Check each line of the listing below for the string "source", and give only how many lines hold it.

Begin

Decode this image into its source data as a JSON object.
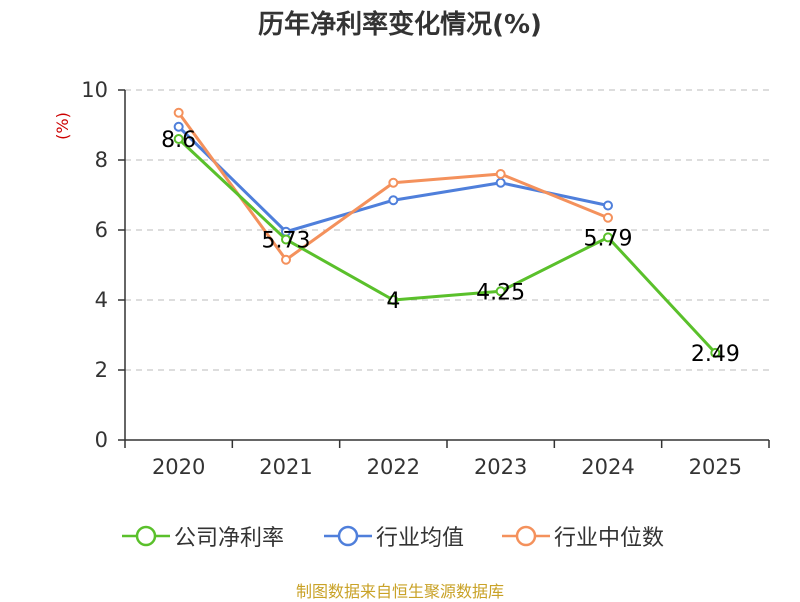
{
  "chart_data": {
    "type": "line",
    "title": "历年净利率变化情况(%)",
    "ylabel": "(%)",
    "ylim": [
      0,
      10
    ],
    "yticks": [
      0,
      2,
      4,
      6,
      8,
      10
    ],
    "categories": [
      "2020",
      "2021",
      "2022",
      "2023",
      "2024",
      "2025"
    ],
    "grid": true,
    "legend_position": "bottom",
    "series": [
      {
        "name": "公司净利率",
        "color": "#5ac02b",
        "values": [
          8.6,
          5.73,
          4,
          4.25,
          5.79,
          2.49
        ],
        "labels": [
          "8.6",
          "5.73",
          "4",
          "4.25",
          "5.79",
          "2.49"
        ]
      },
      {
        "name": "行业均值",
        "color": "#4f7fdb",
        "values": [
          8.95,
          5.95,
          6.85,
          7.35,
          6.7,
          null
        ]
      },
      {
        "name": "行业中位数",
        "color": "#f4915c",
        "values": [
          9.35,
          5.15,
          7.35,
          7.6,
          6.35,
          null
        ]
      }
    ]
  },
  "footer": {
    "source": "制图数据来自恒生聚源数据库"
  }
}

End

◆ Task output
2